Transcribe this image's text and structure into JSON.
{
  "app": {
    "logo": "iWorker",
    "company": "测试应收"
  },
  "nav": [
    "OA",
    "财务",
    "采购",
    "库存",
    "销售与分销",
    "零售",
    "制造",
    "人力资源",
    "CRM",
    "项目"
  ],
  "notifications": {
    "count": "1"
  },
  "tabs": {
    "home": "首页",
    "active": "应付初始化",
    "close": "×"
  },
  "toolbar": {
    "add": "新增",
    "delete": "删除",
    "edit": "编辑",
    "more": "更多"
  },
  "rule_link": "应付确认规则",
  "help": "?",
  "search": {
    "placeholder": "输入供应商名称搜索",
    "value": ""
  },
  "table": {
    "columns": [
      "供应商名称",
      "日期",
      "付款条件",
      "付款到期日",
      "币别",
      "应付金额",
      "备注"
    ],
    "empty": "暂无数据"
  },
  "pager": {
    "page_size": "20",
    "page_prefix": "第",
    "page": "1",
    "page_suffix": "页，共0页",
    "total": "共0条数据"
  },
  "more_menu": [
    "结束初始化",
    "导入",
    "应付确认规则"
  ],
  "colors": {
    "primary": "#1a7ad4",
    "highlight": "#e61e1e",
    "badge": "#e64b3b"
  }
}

+++

Write out the complete set of records exactly as given.

Transcribe this image's text and structure into JSON.
{
  "app": {
    "logo": "iWorker",
    "company": "测试应收"
  },
  "nav": [
    "OA",
    "财务",
    "采购",
    "库存",
    "销售与分销",
    "零售",
    "制造",
    "人力资源",
    "CRM",
    "项目"
  ],
  "notifications": {
    "count": "1"
  },
  "tabs": {
    "home": "首页",
    "active": "应付初始化",
    "close": "×"
  },
  "toolbar": {
    "add": "新增",
    "delete": "删除",
    "edit": "编辑",
    "more": "更多"
  },
  "rule_link": "应付确认规则",
  "help": "?",
  "search": {
    "placeholder": "输入供应商名称搜索",
    "value": ""
  },
  "table": {
    "columns": [
      "供应商名称",
      "日期",
      "付款条件",
      "付款到期日",
      "币别",
      "应付金额",
      "备注"
    ],
    "empty": "暂无数据"
  },
  "pager": {
    "page_size": "20",
    "page_prefix": "第",
    "page": "1",
    "page_suffix": "页，共0页",
    "total": "共0条数据"
  },
  "more_menu": [
    "结束初始化",
    "导入",
    "应付确认规则"
  ],
  "colors": {
    "primary": "#1a7ad4",
    "highlight": "#e61e1e",
    "badge": "#e64b3b"
  }
}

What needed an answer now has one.